_Short task_
Read through the records below and copy each line that uses the word "this".

(Figure contents as structured data)
|---|

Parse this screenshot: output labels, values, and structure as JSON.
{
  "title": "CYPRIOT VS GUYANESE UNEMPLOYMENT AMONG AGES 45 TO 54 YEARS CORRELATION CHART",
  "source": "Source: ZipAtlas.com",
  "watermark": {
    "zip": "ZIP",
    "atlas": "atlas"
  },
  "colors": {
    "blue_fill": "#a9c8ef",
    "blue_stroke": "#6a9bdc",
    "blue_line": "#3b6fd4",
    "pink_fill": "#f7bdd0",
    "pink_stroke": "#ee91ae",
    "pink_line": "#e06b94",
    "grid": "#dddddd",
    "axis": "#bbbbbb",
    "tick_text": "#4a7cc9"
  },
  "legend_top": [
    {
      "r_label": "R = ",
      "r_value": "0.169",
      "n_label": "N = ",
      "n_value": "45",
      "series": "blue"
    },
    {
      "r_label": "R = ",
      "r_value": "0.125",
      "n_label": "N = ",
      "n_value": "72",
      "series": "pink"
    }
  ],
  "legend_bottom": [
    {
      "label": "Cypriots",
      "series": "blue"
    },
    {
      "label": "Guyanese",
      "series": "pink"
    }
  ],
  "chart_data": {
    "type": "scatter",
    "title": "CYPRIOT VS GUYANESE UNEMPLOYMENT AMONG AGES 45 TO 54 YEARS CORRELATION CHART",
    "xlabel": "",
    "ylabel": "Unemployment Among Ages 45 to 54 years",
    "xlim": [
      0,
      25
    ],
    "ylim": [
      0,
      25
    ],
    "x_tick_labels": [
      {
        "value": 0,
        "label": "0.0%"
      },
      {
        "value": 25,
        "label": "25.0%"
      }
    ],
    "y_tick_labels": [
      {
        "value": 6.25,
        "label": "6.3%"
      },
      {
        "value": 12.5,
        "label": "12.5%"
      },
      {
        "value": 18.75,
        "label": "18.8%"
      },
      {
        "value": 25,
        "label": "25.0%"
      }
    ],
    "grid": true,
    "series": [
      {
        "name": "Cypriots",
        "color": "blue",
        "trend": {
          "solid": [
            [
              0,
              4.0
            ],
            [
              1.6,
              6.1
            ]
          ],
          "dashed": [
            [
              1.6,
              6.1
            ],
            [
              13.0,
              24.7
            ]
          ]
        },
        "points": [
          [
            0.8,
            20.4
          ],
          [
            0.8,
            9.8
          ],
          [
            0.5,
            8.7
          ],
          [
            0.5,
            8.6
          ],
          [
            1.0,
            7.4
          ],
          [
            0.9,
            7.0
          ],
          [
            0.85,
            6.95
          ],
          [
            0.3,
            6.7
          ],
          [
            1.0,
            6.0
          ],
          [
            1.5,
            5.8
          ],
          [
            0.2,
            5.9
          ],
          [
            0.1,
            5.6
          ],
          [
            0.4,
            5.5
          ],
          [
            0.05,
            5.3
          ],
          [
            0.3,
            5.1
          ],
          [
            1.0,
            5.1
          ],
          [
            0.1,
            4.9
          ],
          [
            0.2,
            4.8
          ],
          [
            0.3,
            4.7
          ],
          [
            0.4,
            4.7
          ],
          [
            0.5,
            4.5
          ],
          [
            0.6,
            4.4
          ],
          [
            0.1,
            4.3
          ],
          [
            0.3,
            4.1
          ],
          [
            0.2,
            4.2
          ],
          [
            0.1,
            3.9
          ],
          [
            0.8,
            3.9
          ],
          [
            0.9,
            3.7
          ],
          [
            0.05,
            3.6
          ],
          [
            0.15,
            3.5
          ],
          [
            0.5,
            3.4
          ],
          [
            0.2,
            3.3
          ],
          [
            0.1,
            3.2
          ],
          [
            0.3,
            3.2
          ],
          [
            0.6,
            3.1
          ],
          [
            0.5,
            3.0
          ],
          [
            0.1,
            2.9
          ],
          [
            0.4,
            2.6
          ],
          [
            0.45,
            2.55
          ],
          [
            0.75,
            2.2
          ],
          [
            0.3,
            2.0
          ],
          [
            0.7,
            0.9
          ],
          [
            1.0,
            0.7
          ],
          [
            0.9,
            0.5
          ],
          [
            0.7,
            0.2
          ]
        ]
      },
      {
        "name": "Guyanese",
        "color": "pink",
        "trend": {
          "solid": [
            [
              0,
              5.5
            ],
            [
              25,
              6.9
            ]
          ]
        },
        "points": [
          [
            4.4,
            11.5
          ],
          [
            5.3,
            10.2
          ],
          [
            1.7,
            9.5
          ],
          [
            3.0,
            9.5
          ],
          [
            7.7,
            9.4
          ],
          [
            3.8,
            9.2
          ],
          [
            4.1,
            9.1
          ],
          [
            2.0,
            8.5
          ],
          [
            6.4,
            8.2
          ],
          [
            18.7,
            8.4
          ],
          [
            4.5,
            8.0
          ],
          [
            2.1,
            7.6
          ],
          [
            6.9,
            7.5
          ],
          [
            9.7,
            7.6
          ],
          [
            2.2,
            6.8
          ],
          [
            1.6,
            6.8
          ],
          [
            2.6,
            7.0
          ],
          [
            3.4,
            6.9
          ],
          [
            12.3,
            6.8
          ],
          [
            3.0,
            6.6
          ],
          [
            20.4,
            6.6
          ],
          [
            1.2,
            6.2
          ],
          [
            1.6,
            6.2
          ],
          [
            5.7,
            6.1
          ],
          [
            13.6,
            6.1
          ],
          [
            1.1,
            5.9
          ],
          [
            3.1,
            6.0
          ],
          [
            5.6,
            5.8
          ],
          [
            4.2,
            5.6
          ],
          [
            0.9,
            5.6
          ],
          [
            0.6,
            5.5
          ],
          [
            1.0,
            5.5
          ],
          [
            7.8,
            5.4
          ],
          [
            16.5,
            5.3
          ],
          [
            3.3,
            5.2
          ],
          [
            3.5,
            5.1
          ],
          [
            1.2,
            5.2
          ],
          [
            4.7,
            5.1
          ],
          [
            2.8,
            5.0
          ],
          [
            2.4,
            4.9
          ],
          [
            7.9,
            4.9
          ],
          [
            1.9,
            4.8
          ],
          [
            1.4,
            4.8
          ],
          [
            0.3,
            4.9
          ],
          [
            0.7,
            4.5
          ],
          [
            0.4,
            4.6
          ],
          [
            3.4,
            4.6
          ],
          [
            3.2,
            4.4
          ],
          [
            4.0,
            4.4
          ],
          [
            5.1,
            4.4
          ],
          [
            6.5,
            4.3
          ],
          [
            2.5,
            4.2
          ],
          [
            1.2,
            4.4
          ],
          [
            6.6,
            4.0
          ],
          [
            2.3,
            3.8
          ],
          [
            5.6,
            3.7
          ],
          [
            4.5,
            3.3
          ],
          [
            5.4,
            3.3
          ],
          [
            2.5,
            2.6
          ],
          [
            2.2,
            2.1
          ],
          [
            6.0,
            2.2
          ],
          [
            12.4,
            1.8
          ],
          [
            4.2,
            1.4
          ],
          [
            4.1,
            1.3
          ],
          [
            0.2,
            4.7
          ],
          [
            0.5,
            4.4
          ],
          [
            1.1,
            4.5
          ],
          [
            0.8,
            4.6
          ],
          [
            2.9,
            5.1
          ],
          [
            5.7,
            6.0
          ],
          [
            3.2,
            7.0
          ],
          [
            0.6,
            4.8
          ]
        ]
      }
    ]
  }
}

|---|

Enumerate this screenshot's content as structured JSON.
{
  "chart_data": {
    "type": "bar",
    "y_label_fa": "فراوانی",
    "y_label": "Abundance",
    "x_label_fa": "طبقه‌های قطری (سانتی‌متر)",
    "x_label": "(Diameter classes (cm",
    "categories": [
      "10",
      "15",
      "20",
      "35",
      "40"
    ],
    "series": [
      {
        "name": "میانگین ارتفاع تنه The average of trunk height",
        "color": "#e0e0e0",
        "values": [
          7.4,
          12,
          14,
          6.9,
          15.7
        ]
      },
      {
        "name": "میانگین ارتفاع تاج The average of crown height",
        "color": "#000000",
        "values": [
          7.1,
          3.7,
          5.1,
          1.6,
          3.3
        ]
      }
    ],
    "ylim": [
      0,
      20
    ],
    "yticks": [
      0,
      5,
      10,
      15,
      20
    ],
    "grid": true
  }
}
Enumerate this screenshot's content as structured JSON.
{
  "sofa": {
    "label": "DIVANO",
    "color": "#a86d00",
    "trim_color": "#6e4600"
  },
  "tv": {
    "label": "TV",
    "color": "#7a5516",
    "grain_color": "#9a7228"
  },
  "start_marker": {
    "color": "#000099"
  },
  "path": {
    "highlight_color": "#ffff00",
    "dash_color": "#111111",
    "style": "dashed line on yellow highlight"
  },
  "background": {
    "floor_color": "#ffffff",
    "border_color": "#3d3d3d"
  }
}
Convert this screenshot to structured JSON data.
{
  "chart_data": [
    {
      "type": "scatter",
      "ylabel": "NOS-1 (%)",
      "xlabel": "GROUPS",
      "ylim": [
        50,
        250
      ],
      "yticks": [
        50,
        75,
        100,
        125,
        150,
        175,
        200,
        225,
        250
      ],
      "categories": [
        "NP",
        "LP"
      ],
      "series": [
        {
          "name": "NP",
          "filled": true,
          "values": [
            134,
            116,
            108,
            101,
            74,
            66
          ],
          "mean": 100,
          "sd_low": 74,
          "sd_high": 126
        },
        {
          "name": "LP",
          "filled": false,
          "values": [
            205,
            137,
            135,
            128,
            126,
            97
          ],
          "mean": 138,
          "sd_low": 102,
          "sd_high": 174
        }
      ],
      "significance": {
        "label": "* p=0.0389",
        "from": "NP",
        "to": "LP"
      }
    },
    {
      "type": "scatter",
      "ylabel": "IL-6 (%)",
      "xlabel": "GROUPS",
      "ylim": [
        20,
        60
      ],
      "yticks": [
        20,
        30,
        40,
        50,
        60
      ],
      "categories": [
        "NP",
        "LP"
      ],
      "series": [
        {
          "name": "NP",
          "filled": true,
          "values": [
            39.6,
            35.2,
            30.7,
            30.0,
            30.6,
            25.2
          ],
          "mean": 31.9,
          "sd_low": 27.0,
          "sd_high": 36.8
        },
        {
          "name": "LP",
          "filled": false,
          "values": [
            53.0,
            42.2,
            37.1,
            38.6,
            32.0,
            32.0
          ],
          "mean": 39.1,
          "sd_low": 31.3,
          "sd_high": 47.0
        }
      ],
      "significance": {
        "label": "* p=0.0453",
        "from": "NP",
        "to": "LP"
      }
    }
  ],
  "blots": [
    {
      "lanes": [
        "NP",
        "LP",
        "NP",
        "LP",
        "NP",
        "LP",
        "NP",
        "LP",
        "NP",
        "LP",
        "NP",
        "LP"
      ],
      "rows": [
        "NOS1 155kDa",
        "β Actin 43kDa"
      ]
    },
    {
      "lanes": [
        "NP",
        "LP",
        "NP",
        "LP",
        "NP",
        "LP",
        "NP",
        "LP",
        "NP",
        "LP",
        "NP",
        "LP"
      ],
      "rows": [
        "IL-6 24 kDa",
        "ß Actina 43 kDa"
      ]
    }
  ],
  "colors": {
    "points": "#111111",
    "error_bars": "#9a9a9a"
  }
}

|---|

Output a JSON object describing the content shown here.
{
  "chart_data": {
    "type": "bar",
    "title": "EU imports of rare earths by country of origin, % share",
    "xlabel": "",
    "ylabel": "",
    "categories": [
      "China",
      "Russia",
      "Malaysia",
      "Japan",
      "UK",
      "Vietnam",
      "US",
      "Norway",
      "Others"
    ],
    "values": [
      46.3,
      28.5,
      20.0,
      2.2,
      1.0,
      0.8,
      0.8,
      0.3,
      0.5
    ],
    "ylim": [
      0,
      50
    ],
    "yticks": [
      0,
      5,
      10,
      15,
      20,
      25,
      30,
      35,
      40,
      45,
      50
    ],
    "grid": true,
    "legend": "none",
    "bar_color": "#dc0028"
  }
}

|---|

_Solution below_
Parse this screenshot: output labels, values, and structure as JSON.
Enumerate this screenshot's content as structured JSON.
Enumerate this screenshot's content as structured JSON.
Convert this screenshot to structured JSON data.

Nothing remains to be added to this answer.